> PROBLEM TO WORK ON: Render the material again word for word, skipping the pictures in it.

════════════════

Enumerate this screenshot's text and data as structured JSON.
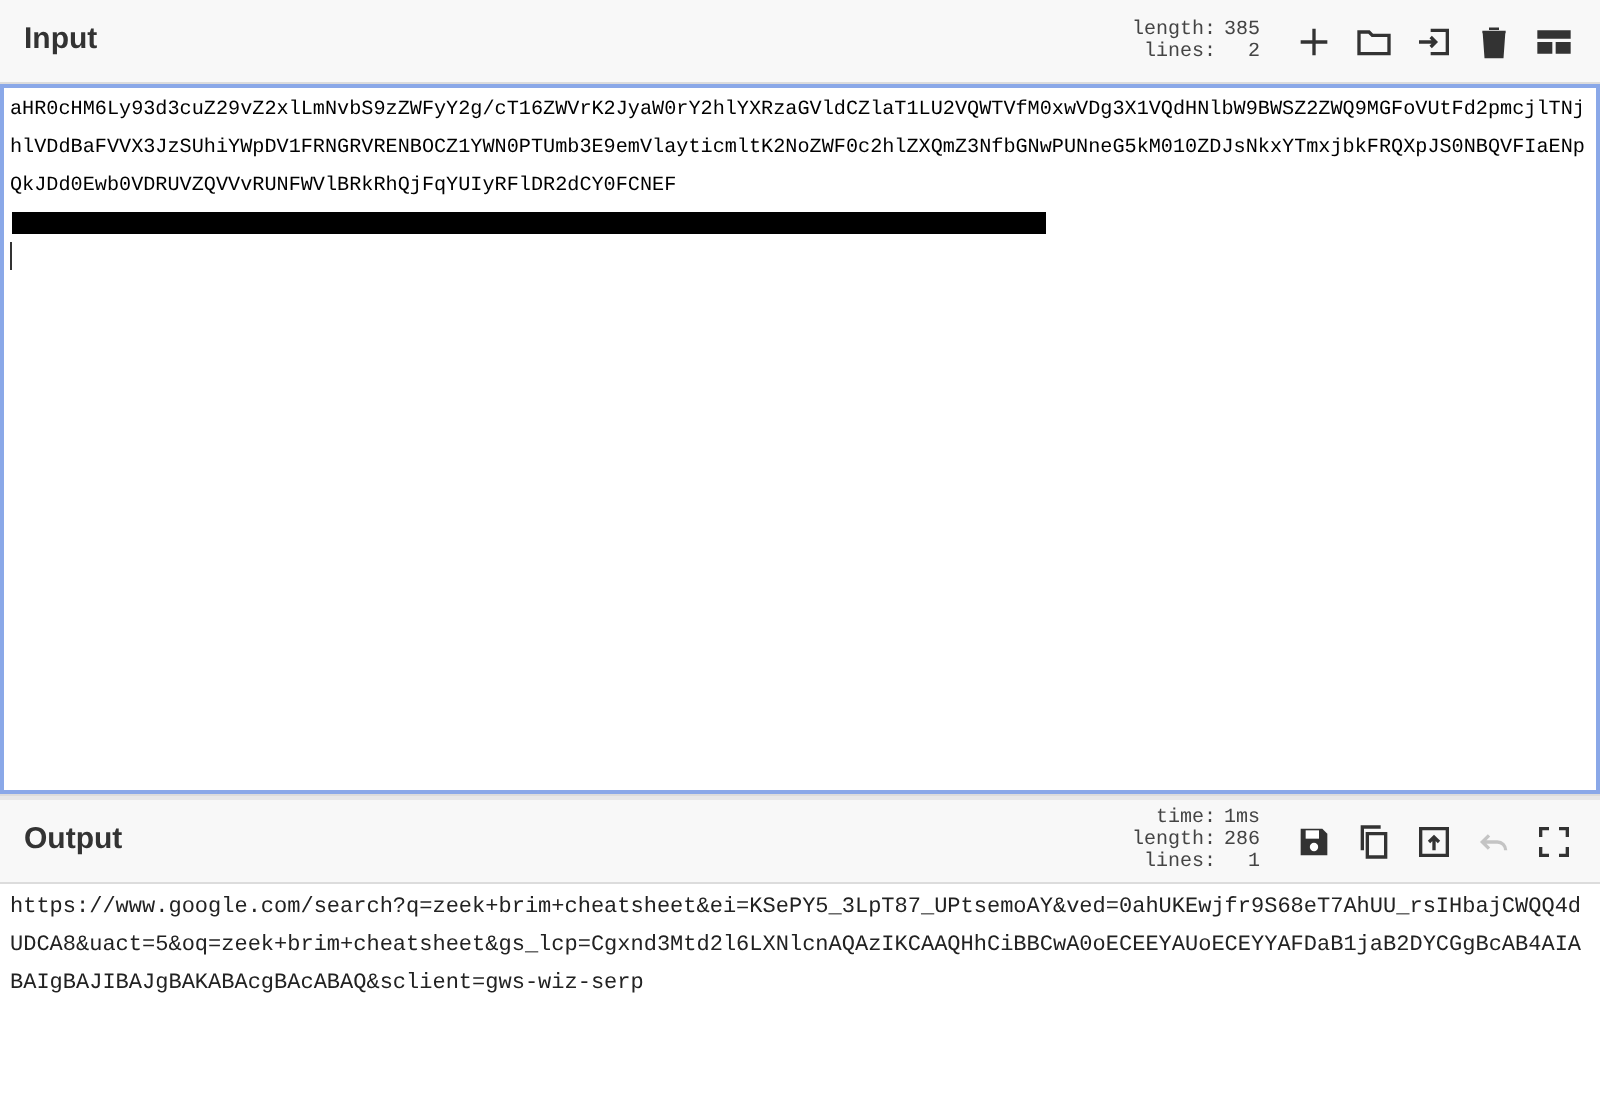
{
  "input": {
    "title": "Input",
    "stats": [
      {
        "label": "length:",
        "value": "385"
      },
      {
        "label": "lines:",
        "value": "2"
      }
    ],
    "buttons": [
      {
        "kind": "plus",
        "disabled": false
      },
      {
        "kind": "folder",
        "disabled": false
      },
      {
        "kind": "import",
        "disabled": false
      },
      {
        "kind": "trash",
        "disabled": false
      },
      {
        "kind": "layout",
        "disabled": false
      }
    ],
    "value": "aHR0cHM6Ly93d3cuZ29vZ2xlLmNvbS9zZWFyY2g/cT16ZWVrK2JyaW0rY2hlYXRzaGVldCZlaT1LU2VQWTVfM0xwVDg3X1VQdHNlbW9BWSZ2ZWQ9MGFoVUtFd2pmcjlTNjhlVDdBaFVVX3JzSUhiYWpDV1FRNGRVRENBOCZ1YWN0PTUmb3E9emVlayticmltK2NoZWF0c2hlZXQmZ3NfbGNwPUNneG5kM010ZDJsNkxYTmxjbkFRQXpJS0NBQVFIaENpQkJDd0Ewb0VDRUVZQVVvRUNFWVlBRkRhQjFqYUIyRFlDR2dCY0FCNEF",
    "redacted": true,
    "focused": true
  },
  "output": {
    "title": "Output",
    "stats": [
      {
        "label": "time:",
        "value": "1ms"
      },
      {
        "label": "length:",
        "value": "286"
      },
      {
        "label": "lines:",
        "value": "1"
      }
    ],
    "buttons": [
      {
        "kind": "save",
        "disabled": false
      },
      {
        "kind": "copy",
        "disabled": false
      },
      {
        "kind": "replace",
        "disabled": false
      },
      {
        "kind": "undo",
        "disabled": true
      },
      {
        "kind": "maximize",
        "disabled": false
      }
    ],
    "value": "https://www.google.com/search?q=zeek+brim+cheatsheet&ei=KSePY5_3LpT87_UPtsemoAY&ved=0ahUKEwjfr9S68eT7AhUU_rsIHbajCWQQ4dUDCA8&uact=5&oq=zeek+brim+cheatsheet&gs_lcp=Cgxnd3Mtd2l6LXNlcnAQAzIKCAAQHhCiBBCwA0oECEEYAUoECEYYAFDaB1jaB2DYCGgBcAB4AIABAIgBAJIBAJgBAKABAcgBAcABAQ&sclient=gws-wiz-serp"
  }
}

════════════════

> EXERCISE SOLUTION:
Enumerate this screenshot's text and data as structured JSON.
{
  "input": {
    "title": "Input",
    "stats": [
      {
        "label": "length:",
        "value": "385"
      },
      {
        "label": "lines:",
        "value": "2"
      }
    ],
    "buttons": [
      {
        "kind": "plus",
        "disabled": false
      },
      {
        "kind": "folder",
        "disabled": false
      },
      {
        "kind": "import",
        "disabled": false
      },
      {
        "kind": "trash",
        "disabled": false
      },
      {
        "kind": "layout",
        "disabled": false
      }
    ],
    "value": "aHR0cHM6Ly93d3cuZ29vZ2xlLmNvbS9zZWFyY2g/cT16ZWVrK2JyaW0rY2hlYXRzaGVldCZlaT1LU2VQWTVfM0xwVDg3X1VQdHNlbW9BWSZ2ZWQ9MGFoVUtFd2pmcjlTNjhlVDdBaFVVX3JzSUhiYWpDV1FRNGRVRENBOCZ1YWN0PTUmb3E9emVlayticmltK2NoZWF0c2hlZXQmZ3NfbGNwPUNneG5kM010ZDJsNkxYTmxjbkFRQXpJS0NBQVFIaENpQkJDd0Ewb0VDRUVZQVVvRUNFWVlBRkRhQjFqYUIyRFlDR2dCY0FCNEF",
    "redacted": true,
    "focused": true
  },
  "output": {
    "title": "Output",
    "stats": [
      {
        "label": "time:",
        "value": "1ms"
      },
      {
        "label": "length:",
        "value": "286"
      },
      {
        "label": "lines:",
        "value": "1"
      }
    ],
    "buttons": [
      {
        "kind": "save",
        "disabled": false
      },
      {
        "kind": "copy",
        "disabled": false
      },
      {
        "kind": "replace",
        "disabled": false
      },
      {
        "kind": "undo",
        "disabled": true
      },
      {
        "kind": "maximize",
        "disabled": false
      }
    ],
    "value": "https://www.google.com/search?q=zeek+brim+cheatsheet&ei=KSePY5_3LpT87_UPtsemoAY&ved=0ahUKEwjfr9S68eT7AhUU_rsIHbajCWQQ4dUDCA8&uact=5&oq=zeek+brim+cheatsheet&gs_lcp=Cgxnd3Mtd2l6LXNlcnAQAzIKCAAQHhCiBBCwA0oECEEYAUoECEYYAFDaB1jaB2DYCGgBcAB4AIABAIgBAJIBAJgBAKABAcgBAcABAQ&sclient=gws-wiz-serp"
  }
}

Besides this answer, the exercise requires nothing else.